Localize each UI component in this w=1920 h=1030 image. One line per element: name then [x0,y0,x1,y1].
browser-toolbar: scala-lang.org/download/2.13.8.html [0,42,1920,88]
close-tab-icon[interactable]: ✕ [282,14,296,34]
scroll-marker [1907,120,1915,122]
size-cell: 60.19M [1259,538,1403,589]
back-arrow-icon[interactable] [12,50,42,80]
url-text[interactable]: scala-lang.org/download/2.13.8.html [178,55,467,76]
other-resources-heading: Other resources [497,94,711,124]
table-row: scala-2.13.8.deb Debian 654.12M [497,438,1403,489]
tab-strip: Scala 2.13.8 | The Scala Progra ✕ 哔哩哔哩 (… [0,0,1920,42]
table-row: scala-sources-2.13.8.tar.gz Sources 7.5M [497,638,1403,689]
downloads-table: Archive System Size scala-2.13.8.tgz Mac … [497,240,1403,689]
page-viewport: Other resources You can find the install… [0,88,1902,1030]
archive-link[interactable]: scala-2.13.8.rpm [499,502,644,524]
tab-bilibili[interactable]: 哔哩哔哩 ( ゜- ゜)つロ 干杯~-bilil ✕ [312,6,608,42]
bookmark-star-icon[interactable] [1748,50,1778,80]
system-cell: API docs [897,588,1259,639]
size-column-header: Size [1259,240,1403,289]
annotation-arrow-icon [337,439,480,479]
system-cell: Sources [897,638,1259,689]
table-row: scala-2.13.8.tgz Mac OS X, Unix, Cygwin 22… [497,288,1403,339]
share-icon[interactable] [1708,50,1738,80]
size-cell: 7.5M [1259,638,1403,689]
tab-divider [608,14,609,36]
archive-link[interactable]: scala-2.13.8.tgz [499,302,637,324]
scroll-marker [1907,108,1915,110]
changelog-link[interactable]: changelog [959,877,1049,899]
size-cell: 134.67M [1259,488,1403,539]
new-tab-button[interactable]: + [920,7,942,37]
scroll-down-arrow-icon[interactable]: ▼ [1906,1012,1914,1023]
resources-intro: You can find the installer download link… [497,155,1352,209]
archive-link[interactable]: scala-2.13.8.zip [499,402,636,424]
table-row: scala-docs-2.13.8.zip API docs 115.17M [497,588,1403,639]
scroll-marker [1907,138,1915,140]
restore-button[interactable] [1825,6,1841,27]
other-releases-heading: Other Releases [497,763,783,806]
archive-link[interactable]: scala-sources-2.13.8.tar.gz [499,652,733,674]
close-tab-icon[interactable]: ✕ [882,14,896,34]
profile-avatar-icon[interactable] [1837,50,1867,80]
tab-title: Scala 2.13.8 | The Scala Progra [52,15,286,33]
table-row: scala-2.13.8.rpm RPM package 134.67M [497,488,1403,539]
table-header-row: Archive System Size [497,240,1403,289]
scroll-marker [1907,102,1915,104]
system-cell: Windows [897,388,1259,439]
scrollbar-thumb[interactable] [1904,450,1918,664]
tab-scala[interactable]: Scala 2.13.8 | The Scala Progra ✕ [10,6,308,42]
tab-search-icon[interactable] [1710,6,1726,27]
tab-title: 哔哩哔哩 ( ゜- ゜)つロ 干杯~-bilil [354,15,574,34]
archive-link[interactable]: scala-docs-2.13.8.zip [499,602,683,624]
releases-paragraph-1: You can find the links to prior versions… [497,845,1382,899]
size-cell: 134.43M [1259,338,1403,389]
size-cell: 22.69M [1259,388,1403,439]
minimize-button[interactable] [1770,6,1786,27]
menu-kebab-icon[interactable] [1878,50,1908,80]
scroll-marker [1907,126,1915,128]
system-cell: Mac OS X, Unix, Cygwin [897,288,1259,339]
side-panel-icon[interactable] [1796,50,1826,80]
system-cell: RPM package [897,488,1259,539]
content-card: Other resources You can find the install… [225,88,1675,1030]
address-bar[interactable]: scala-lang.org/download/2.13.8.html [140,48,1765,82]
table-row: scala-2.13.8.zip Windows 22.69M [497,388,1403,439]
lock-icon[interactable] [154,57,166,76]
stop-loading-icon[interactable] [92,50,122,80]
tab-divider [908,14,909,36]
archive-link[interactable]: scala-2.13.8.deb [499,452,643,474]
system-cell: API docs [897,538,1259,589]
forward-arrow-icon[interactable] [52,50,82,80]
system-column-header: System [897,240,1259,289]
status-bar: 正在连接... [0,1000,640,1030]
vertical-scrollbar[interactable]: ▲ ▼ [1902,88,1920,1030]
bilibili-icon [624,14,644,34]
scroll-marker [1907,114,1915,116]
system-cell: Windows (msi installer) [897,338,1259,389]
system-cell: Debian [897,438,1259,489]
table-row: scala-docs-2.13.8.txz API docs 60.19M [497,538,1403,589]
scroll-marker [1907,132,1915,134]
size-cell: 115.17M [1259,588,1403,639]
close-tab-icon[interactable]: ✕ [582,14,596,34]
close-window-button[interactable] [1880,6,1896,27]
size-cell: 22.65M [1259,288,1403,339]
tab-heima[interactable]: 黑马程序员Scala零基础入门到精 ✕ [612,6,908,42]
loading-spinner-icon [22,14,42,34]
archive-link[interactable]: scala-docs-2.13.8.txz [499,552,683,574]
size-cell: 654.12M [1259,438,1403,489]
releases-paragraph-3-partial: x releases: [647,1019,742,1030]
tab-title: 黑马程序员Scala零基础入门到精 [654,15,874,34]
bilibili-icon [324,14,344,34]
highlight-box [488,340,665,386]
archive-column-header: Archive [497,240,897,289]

..........

▸ **EXERCISE INSTRUCTIONS**:
Copy the listing above line for line, changing nothing.

▸ **TASK OUTPUT**:
Localize each UI component in this w=1920 h=1030 image. One line per element: name then [x0,y0,x1,y1].
browser-toolbar: scala-lang.org/download/2.13.8.html [0,42,1920,88]
close-tab-icon[interactable]: ✕ [282,14,296,34]
scroll-marker [1907,120,1915,122]
size-cell: 60.19M [1259,538,1403,589]
back-arrow-icon[interactable] [12,50,42,80]
url-text[interactable]: scala-lang.org/download/2.13.8.html [178,55,467,76]
other-resources-heading: Other resources [497,94,711,124]
table-row: scala-2.13.8.deb Debian 654.12M [497,438,1403,489]
tab-strip: Scala 2.13.8 | The Scala Progra ✕ 哔哩哔哩 (… [0,0,1920,42]
table-row: scala-sources-2.13.8.tar.gz Sources 7.5M [497,638,1403,689]
downloads-table: Archive System Size scala-2.13.8.tgz Mac … [497,240,1403,689]
page-viewport: Other resources You can find the install… [0,88,1902,1030]
archive-link[interactable]: scala-2.13.8.rpm [499,502,644,524]
tab-bilibili[interactable]: 哔哩哔哩 ( ゜- ゜)つロ 干杯~-bilil ✕ [312,6,608,42]
bookmark-star-icon[interactable] [1748,50,1778,80]
system-cell: API docs [897,588,1259,639]
size-column-header: Size [1259,240,1403,289]
annotation-arrow-icon [337,439,480,479]
system-cell: Sources [897,638,1259,689]
table-row: scala-2.13.8.tgz Mac OS X, Unix, Cygwin 22… [497,288,1403,339]
share-icon[interactable] [1708,50,1738,80]
size-cell: 7.5M [1259,638,1403,689]
tab-divider [608,14,609,36]
archive-link[interactable]: scala-2.13.8.tgz [499,302,637,324]
scroll-marker [1907,108,1915,110]
changelog-link[interactable]: changelog [959,877,1049,899]
size-cell: 134.67M [1259,488,1403,539]
new-tab-button[interactable]: + [920,7,942,37]
scroll-down-arrow-icon[interactable]: ▼ [1906,1012,1914,1023]
resources-intro: You can find the installer download link… [497,155,1352,209]
archive-link[interactable]: scala-2.13.8.zip [499,402,636,424]
table-row: scala-docs-2.13.8.zip API docs 115.17M [497,588,1403,639]
scroll-marker [1907,138,1915,140]
restore-button[interactable] [1825,6,1841,27]
other-releases-heading: Other Releases [497,763,783,806]
archive-link[interactable]: scala-sources-2.13.8.tar.gz [499,652,733,674]
close-tab-icon[interactable]: ✕ [882,14,896,34]
profile-avatar-icon[interactable] [1837,50,1867,80]
tab-title: Scala 2.13.8 | The Scala Progra [52,15,286,33]
table-row: scala-2.13.8.rpm RPM package 134.67M [497,488,1403,539]
table-header-row: Archive System Size [497,240,1403,289]
scroll-marker [1907,102,1915,104]
system-cell: Windows [897,388,1259,439]
scrollbar-thumb[interactable] [1904,450,1918,664]
tab-scala[interactable]: Scala 2.13.8 | The Scala Progra ✕ [10,6,308,42]
tab-search-icon[interactable] [1710,6,1726,27]
tab-title: 哔哩哔哩 ( ゜- ゜)つロ 干杯~-bilil [354,15,574,34]
archive-link[interactable]: scala-docs-2.13.8.zip [499,602,683,624]
releases-paragraph-1: You can find the links to prior versions… [497,845,1382,899]
size-cell: 134.43M [1259,338,1403,389]
size-cell: 22.69M [1259,388,1403,439]
minimize-button[interactable] [1770,6,1786,27]
menu-kebab-icon[interactable] [1878,50,1908,80]
scroll-marker [1907,126,1915,128]
system-cell: Mac OS X, Unix, Cygwin [897,288,1259,339]
side-panel-icon[interactable] [1796,50,1826,80]
system-cell: RPM package [897,488,1259,539]
content-card: Other resources You can find the install… [225,88,1675,1030]
address-bar[interactable]: scala-lang.org/download/2.13.8.html [140,48,1765,82]
table-row: scala-2.13.8.zip Windows 22.69M [497,388,1403,439]
lock-icon[interactable] [154,57,166,76]
stop-loading-icon[interactable] [92,50,122,80]
tab-divider [908,14,909,36]
archive-link[interactable]: scala-2.13.8.deb [499,452,643,474]
system-cell: API docs [897,538,1259,589]
forward-arrow-icon[interactable] [52,50,82,80]
system-column-header: System [897,240,1259,289]
status-bar: 正在连接... [0,1000,640,1030]
vertical-scrollbar[interactable]: ▲ ▼ [1902,88,1920,1030]
bilibili-icon [624,14,644,34]
scroll-marker [1907,114,1915,116]
system-cell: Windows (msi installer) [897,338,1259,389]
system-cell: Debian [897,438,1259,489]
table-row: scala-docs-2.13.8.txz API docs 60.19M [497,538,1403,589]
scroll-marker [1907,132,1915,134]
size-cell: 115.17M [1259,588,1403,639]
close-tab-icon[interactable]: ✕ [582,14,596,34]
close-window-button[interactable] [1880,6,1896,27]
size-cell: 22.65M [1259,288,1403,339]
tab-heima[interactable]: 黑马程序员Scala零基础入门到精 ✕ [612,6,908,42]
loading-spinner-icon [22,14,42,34]
archive-link[interactable]: scala-docs-2.13.8.txz [499,552,683,574]
size-cell: 654.12M [1259,438,1403,489]
releases-paragraph-3-partial: x releases: [647,1019,742,1030]
tab-title: 黑马程序员Scala零基础入门到精 [654,15,874,34]
bilibili-icon [324,14,344,34]
highlight-box [488,340,665,386]
archive-column-header: Archive [497,240,897,289]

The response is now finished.